Chart and figure data
● ● ● ● ● ● ●
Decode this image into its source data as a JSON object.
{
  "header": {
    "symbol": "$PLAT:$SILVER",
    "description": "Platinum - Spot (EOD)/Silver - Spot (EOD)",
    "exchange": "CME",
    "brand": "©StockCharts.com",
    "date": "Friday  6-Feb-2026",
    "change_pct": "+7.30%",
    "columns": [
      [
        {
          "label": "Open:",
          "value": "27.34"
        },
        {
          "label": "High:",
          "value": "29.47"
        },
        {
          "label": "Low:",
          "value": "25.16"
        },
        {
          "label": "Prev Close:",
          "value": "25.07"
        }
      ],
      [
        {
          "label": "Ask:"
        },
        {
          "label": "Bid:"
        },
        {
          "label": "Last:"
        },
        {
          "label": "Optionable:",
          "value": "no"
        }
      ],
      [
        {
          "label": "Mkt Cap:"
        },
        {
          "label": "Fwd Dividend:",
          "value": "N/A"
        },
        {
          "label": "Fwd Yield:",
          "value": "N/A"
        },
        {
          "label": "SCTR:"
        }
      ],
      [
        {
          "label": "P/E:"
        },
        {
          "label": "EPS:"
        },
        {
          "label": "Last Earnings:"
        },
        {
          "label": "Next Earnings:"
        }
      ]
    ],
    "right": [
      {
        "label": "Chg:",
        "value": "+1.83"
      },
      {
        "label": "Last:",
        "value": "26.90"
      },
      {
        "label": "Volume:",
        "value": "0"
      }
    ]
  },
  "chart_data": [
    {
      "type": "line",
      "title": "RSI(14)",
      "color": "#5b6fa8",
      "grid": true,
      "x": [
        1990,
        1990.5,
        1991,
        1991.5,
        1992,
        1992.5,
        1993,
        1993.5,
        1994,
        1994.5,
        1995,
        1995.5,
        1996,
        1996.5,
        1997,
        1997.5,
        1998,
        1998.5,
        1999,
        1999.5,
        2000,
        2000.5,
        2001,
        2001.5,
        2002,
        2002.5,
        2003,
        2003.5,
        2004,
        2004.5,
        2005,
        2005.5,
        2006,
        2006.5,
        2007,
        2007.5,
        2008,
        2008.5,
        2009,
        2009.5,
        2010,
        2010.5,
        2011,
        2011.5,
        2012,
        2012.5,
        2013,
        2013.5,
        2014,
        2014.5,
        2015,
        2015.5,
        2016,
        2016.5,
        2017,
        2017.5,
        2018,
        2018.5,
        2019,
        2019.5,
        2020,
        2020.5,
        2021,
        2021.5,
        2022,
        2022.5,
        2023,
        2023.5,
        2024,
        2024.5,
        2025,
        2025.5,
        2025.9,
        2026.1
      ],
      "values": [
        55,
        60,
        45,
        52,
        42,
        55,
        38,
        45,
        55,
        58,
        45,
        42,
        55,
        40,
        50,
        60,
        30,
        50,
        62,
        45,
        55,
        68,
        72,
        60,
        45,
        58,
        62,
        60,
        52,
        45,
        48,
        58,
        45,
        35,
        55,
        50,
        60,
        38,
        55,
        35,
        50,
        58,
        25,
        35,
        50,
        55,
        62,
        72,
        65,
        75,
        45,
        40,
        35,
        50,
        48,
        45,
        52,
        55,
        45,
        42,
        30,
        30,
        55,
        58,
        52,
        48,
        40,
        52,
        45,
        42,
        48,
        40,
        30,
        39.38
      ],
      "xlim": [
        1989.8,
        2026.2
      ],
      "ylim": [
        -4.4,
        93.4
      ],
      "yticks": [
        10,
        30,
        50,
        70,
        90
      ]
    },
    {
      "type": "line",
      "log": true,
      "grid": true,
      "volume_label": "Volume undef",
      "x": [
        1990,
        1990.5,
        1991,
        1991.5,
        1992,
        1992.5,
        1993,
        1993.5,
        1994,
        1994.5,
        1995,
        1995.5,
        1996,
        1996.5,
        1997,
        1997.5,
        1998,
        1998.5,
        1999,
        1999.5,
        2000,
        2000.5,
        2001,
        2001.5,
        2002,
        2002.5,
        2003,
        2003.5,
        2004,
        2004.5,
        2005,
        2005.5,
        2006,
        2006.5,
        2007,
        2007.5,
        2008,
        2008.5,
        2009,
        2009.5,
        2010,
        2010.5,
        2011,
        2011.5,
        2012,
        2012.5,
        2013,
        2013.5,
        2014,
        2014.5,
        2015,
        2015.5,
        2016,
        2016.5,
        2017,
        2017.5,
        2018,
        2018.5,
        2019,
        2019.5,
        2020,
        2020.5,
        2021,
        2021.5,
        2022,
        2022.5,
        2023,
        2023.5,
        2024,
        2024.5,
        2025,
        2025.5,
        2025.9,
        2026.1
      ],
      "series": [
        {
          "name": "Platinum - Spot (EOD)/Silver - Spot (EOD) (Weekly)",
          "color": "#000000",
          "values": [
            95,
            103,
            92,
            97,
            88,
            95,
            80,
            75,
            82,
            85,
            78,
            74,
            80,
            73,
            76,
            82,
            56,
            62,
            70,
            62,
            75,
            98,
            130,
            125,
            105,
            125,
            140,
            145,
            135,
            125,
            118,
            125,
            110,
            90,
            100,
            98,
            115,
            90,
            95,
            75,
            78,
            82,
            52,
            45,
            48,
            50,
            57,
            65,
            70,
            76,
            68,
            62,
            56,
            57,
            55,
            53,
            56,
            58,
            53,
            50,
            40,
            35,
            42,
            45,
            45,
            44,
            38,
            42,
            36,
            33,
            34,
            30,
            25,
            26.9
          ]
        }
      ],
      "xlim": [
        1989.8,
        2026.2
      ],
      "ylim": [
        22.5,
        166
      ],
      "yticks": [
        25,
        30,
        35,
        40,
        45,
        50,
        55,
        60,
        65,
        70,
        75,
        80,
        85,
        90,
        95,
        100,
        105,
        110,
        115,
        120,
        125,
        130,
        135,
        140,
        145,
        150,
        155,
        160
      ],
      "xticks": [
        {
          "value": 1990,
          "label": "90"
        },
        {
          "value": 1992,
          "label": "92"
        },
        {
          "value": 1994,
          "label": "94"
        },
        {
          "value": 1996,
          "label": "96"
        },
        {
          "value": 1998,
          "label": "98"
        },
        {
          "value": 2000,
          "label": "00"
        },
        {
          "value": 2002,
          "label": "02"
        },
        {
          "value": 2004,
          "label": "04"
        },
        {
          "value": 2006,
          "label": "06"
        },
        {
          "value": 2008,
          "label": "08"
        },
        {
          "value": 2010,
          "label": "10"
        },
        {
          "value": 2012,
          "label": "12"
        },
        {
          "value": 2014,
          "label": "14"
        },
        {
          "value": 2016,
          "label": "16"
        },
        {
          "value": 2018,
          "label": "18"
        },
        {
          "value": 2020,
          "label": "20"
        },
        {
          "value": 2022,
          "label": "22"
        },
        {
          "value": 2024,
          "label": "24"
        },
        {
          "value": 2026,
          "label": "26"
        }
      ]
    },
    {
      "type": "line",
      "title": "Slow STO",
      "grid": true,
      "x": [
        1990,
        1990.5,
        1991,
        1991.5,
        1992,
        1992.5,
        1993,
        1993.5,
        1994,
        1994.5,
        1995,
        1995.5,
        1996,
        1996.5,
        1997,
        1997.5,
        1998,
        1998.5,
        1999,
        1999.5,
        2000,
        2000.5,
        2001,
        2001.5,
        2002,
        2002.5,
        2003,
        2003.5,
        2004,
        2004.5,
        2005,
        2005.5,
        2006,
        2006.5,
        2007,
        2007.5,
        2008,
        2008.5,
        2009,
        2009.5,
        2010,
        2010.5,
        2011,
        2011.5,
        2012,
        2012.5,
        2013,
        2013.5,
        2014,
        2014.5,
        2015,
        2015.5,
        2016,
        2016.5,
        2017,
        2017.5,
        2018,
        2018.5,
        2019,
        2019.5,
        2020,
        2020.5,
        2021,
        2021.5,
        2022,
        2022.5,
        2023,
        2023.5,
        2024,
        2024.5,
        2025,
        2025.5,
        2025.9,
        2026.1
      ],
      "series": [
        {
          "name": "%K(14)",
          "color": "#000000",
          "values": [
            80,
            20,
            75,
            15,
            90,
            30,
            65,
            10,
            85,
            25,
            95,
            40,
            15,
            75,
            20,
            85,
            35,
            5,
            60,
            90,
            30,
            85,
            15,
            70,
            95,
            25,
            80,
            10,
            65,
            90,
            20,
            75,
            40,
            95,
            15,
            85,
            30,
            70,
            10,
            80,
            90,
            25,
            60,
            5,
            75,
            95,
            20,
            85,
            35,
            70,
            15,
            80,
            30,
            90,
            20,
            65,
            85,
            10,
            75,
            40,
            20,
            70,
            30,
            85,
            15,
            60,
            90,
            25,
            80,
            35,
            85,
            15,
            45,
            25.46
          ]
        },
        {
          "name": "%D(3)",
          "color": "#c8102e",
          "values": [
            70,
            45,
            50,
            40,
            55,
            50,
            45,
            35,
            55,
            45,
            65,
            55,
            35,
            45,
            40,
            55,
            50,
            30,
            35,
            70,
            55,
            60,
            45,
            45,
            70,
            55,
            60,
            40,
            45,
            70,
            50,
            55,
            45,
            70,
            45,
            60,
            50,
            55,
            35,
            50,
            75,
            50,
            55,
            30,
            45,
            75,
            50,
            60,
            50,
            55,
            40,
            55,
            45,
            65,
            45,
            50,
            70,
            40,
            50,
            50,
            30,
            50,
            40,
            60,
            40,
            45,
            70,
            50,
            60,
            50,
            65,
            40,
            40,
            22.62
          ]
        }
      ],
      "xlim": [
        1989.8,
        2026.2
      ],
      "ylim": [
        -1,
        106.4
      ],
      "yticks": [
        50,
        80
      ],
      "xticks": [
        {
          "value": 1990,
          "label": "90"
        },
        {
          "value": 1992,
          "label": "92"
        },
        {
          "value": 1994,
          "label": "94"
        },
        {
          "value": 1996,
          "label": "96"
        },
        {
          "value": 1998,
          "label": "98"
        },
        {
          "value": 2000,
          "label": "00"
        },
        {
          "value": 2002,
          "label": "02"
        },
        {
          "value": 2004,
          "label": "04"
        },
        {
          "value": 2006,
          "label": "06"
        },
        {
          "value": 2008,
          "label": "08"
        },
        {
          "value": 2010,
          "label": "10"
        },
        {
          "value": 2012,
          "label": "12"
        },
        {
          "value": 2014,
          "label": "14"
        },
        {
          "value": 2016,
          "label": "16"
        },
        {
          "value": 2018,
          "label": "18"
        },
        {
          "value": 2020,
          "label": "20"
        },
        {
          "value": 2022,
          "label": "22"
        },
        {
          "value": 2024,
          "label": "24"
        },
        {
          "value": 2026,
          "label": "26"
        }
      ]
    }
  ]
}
● ● ● ● ● ● ●
* [Given problem]:
Return all the lines that contain the string "Platinum".

* [Answer to this exercise]:
    "description": "Platinum - Spot (EOD)/Silver - Spot (EOD)",
          "name": "Platinum - Spot (EOD)/Silver - Spot (EOD) (Weekly)",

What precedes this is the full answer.